═════ Data to process ═════

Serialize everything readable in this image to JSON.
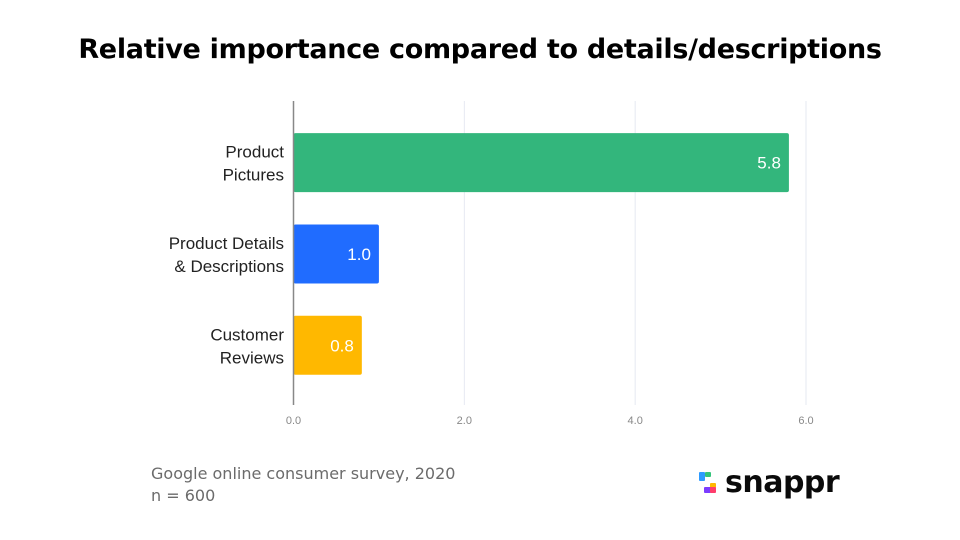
{
  "chart_data": {
    "type": "bar",
    "orientation": "horizontal",
    "title": "Relative importance compared to details/descriptions",
    "categories": [
      "Product Pictures",
      "Product Details & Descriptions",
      "Customer Reviews"
    ],
    "category_lines": [
      [
        "Product",
        "Pictures"
      ],
      [
        "Product Details",
        "& Descriptions"
      ],
      [
        "Customer",
        "Reviews"
      ]
    ],
    "values": [
      5.8,
      1.0,
      0.8
    ],
    "value_labels": [
      "5.8",
      "1.0",
      "0.8"
    ],
    "colors": [
      "#33b67c",
      "#206cff",
      "#ffb800"
    ],
    "xlabel": "",
    "ylabel": "",
    "xlim": [
      0,
      6.0
    ],
    "xticks": [
      0,
      2,
      4,
      6
    ],
    "xtick_labels": [
      "0.0",
      "2.0",
      "4.0",
      "6.0"
    ],
    "grid": true,
    "legend": "none"
  },
  "source": {
    "line1": "Google online consumer survey, 2020",
    "line2": "n = 600"
  },
  "logo": {
    "text": "snappr",
    "colors": [
      "#2e9bff",
      "#33c47a",
      "#ffb800",
      "#7b3cff",
      "#ff3d6b"
    ]
  }
}
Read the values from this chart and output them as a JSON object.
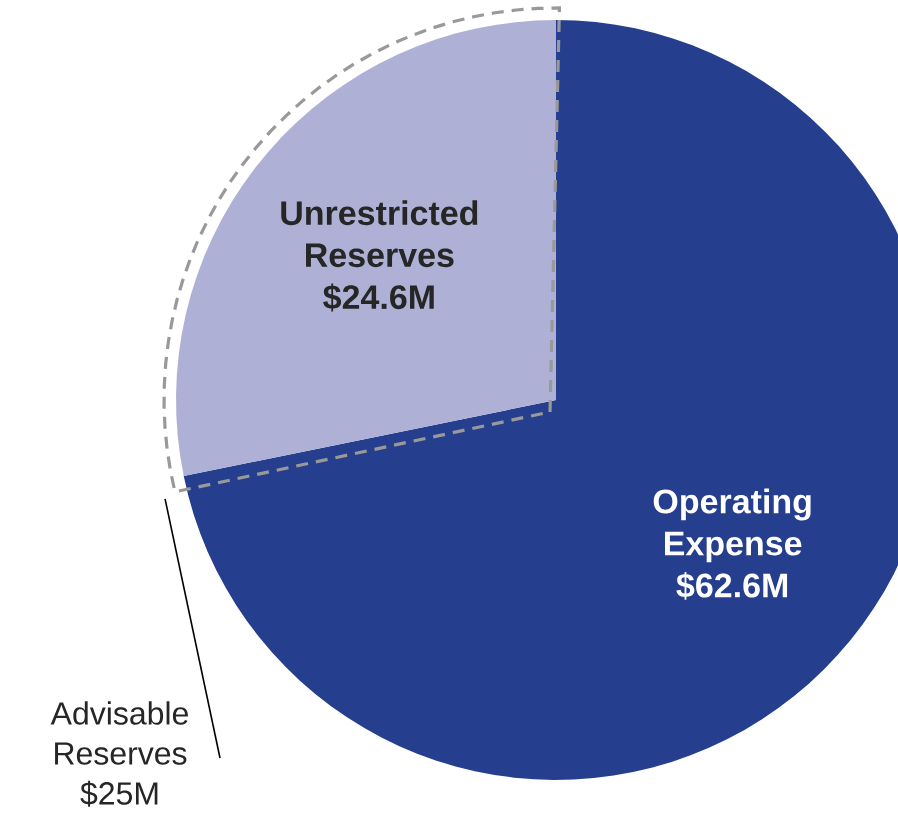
{
  "chart_data": {
    "type": "pie",
    "categories": [
      "Operating Expense",
      "Unrestricted Reserves"
    ],
    "values": [
      62.6,
      24.6
    ],
    "colors": [
      "#253f8e",
      "#aeb1d5"
    ],
    "value_labels": [
      "$62.6M",
      "$24.6M"
    ],
    "annotations": [
      "Advisable Reserves $25M"
    ]
  }
}
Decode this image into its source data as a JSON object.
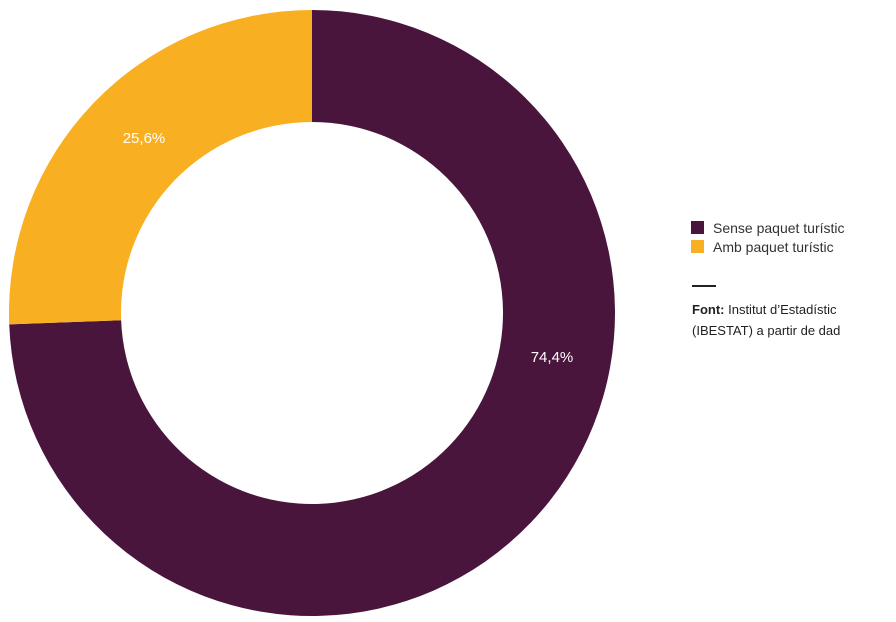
{
  "chart_data": {
    "type": "pie",
    "categories": [
      "Sense paquet turístic",
      "Amb paquet turístic"
    ],
    "values": [
      74.4,
      25.6
    ],
    "labels": [
      "74,4%",
      "25,6%"
    ],
    "colors": [
      "#4a153c",
      "#f8b022"
    ],
    "title": "",
    "donut": true,
    "legend_position": "right"
  },
  "legend": {
    "items": [
      {
        "label": "Sense paquet turístic",
        "color": "#4a153c"
      },
      {
        "label": "Amb paquet turístic",
        "color": "#f8b022"
      }
    ]
  },
  "source": {
    "prefix": "Font:",
    "line1_rest": " Institut d’Estadístic",
    "line2": "(IBESTAT) a partir de dad"
  }
}
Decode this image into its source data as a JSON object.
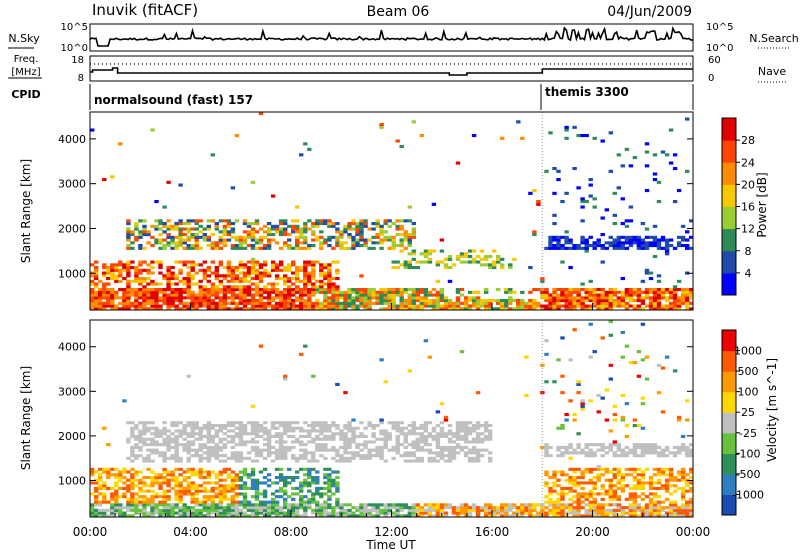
{
  "header": {
    "station": "Inuvik (fitACF)",
    "beam": "Beam 06",
    "date": "04/Jun/2009"
  },
  "chart_data": [
    {
      "type": "line",
      "left_label": "N.Sky",
      "right_label": "N.Search",
      "left_ticks": [
        "10^5",
        "10^0"
      ],
      "right_ticks": [
        "10^5",
        "10^0"
      ]
    },
    {
      "type": "line",
      "left_label_top": "Freq.",
      "left_label_bottom": "[MHz]",
      "right_label": "Nave",
      "left_ticks": [
        "18",
        "8"
      ],
      "right_ticks": [
        "60",
        "0"
      ]
    },
    {
      "type": "table",
      "label": "CPID",
      "segments": [
        {
          "name": "normalsound (fast) 157",
          "start_hour": 0
        },
        {
          "name": "themis 3300",
          "start_hour": 18
        }
      ]
    },
    {
      "type": "heatmap",
      "ylabel": "Slant Range [km]",
      "yticks": [
        "1000",
        "2000",
        "3000",
        "4000"
      ],
      "ylim": [
        180,
        4600
      ],
      "colorbar_label": "Power [dB]",
      "colorbar_ticks": [
        "28",
        "24",
        "20",
        "16",
        "12",
        "8",
        "4"
      ],
      "colors": [
        "#0000ff",
        "#1e4ca8",
        "#2e8b57",
        "#9acd32",
        "#f5c800",
        "#ff8c00",
        "#ff4500",
        "#e00000"
      ]
    },
    {
      "type": "heatmap",
      "ylabel": "Slant Range [km]",
      "yticks": [
        "1000",
        "2000",
        "3000",
        "4000"
      ],
      "ylim": [
        180,
        4600
      ],
      "xlabel": "Time UT",
      "xticks": [
        "00:00",
        "04:00",
        "08:00",
        "12:00",
        "16:00",
        "20:00",
        "00:00"
      ],
      "xlim": [
        0,
        24
      ],
      "colorbar_label": "Velocity [m s^-1]",
      "colorbar_ticks": [
        "1000",
        "500",
        "100",
        "25",
        "-25",
        "-100",
        "-500",
        "-1000"
      ],
      "colors": [
        "#1a4bb5",
        "#2e7fbf",
        "#2f8f5a",
        "#66c23d",
        "#c0c0c0",
        "#ffd700",
        "#ff9900",
        "#ff5a00",
        "#ee0000"
      ]
    }
  ]
}
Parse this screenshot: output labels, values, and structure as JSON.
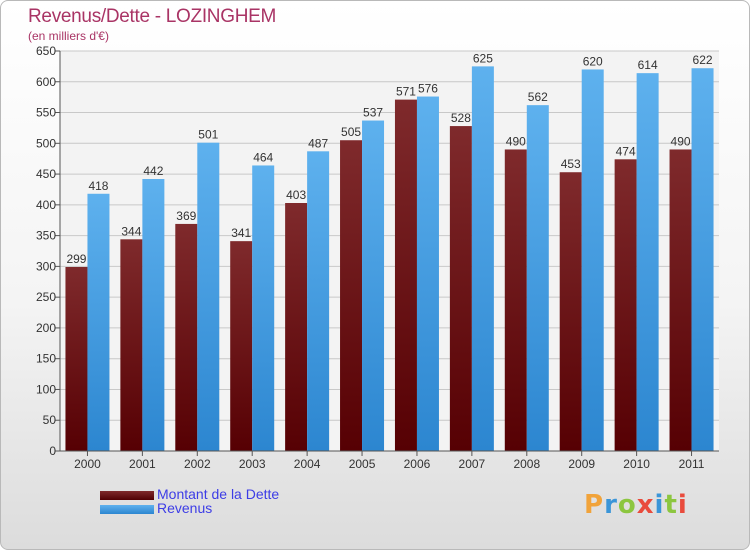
{
  "title": "Revenus/Dette - LOZINGHEM",
  "subtitle": "(en milliers d'€)",
  "legend": {
    "debt_label": "Montant de la Dette",
    "revenue_label": "Revenus"
  },
  "logo_text": "Proxiti",
  "colors": {
    "title": "#a93465",
    "debt": "#6b1416",
    "revenue": "#4aa5e8",
    "legend_text": "#3d3de6"
  },
  "chart_data": {
    "type": "bar",
    "title": "Revenus/Dette - LOZINGHEM",
    "subtitle": "(en milliers d'€)",
    "xlabel": "",
    "ylabel": "",
    "categories": [
      "2000",
      "2001",
      "2002",
      "2003",
      "2004",
      "2005",
      "2006",
      "2007",
      "2008",
      "2009",
      "2010",
      "2011"
    ],
    "series": [
      {
        "name": "Montant de la Dette",
        "values": [
          299,
          344,
          369,
          341,
          403,
          505,
          571,
          528,
          490,
          453,
          474,
          490
        ]
      },
      {
        "name": "Revenus",
        "values": [
          418,
          442,
          501,
          464,
          487,
          537,
          576,
          625,
          562,
          620,
          614,
          622
        ]
      }
    ],
    "ylim": [
      0,
      650
    ],
    "yticks": [
      0,
      50,
      100,
      150,
      200,
      250,
      300,
      350,
      400,
      450,
      500,
      550,
      600,
      650
    ],
    "grid": true,
    "legend_position": "bottom-left"
  }
}
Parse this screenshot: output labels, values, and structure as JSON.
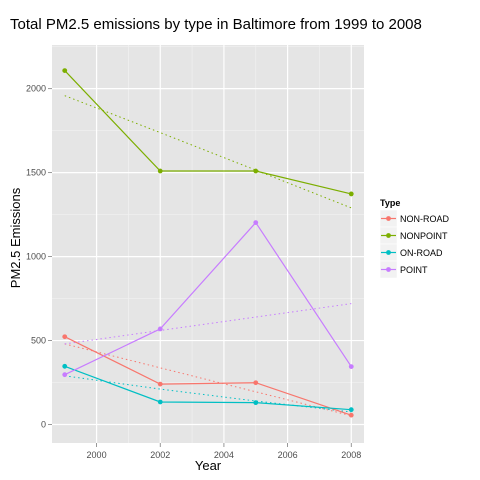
{
  "chart_data": {
    "type": "line",
    "title": "Total PM2.5 emissions by type in Baltimore from 1999 to 2008",
    "xlabel": "Year",
    "ylabel": "PM2.5 Emissions",
    "x": [
      1999,
      2002,
      2005,
      2008
    ],
    "xlim": [
      1998.6,
      2008.4
    ],
    "ylim": [
      -110,
      2260
    ],
    "xticks": [
      2000,
      2002,
      2004,
      2006,
      2008
    ],
    "yticks": [
      0,
      500,
      1000,
      1500,
      2000
    ],
    "legend": {
      "title": "Type",
      "position": "right"
    },
    "grid": true,
    "series": [
      {
        "name": "NON-ROAD",
        "color": "#F8766D",
        "values": [
          522.9,
          240.8,
          248.9,
          55.8
        ],
        "trend": [
          480.2,
          337.5,
          194.9,
          52.3
        ]
      },
      {
        "name": "NONPOINT",
        "color": "#7CAE00",
        "values": [
          2107.6,
          1509.5,
          1509.5,
          1373.2
        ],
        "trend": [
          1958.3,
          1738.3,
          1515.0,
          1290.0
        ]
      },
      {
        "name": "ON-ROAD",
        "color": "#00BFC4",
        "values": [
          346.8,
          134.3,
          130.4,
          88.3
        ],
        "trend": [
          290.0,
          211.0,
          140.0,
          75.0
        ]
      },
      {
        "name": "POINT",
        "color": "#C77CFF",
        "values": [
          296.8,
          569.3,
          1202.5,
          344.98
        ],
        "trend": [
          480.0,
          560.0,
          640.0,
          720.0
        ]
      }
    ]
  }
}
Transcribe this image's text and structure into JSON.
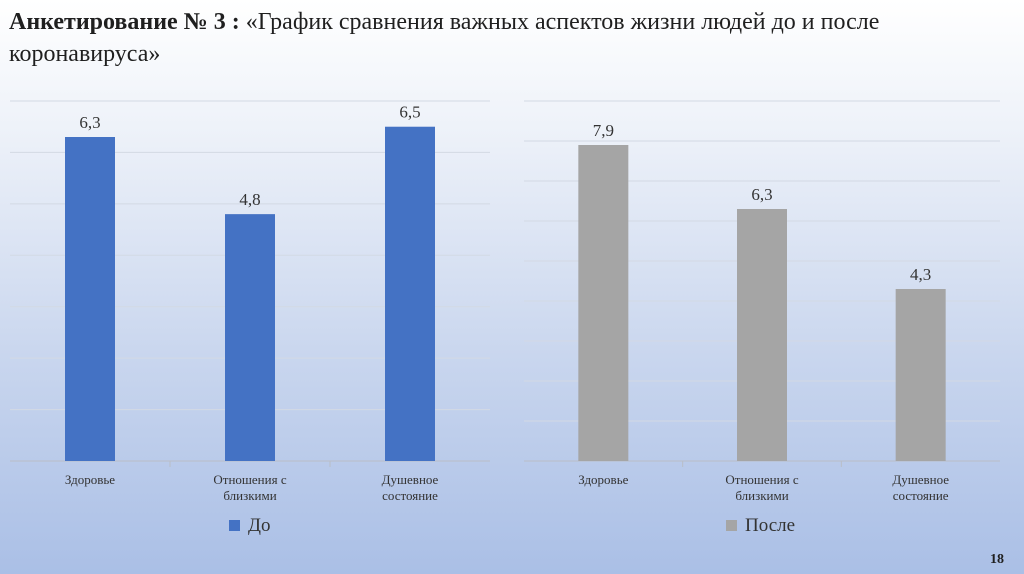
{
  "slide": {
    "title_bold": "Анкетирование № 3 :",
    "title_rest": " «График сравнения важных аспектов жизни людей до и после коронавируса»",
    "page_number": "18"
  },
  "chart_data": [
    {
      "type": "bar",
      "categories": [
        "Здоровье",
        "Отношения с близкими",
        "Душевное состояние"
      ],
      "series": [
        {
          "name": "До",
          "values": [
            6.3,
            4.8,
            6.5
          ],
          "color": "#4472c4"
        }
      ],
      "data_labels": [
        "6,3",
        "4,8",
        "6,5"
      ],
      "ylim": [
        0,
        7
      ],
      "grid": true,
      "legend": "bottom"
    },
    {
      "type": "bar",
      "categories": [
        "Здоровье",
        "Отношения с близкими",
        "Душевное состояние"
      ],
      "series": [
        {
          "name": "После",
          "values": [
            7.9,
            6.3,
            4.3
          ],
          "color": "#a5a5a5"
        }
      ],
      "data_labels": [
        "7,9",
        "6,3",
        "4,3"
      ],
      "ylim": [
        0,
        9
      ],
      "grid": true,
      "legend": "bottom"
    }
  ]
}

═════

All lines from the one containing "Transcribe this image's" through the end of the entries, both ends included, should be written out exactly, with no pictures.

Exercise answer =>
Transcribe this image's text and structure into JSON.
{
  "slide": {
    "title_bold": "Анкетирование № 3 :",
    "title_rest": " «График сравнения важных аспектов жизни людей до и после коронавируса»",
    "page_number": "18"
  },
  "chart_data": [
    {
      "type": "bar",
      "categories": [
        "Здоровье",
        "Отношения с близкими",
        "Душевное состояние"
      ],
      "series": [
        {
          "name": "До",
          "values": [
            6.3,
            4.8,
            6.5
          ],
          "color": "#4472c4"
        }
      ],
      "data_labels": [
        "6,3",
        "4,8",
        "6,5"
      ],
      "ylim": [
        0,
        7
      ],
      "grid": true,
      "legend": "bottom"
    },
    {
      "type": "bar",
      "categories": [
        "Здоровье",
        "Отношения с близкими",
        "Душевное состояние"
      ],
      "series": [
        {
          "name": "После",
          "values": [
            7.9,
            6.3,
            4.3
          ],
          "color": "#a5a5a5"
        }
      ],
      "data_labels": [
        "7,9",
        "6,3",
        "4,3"
      ],
      "ylim": [
        0,
        9
      ],
      "grid": true,
      "legend": "bottom"
    }
  ]
}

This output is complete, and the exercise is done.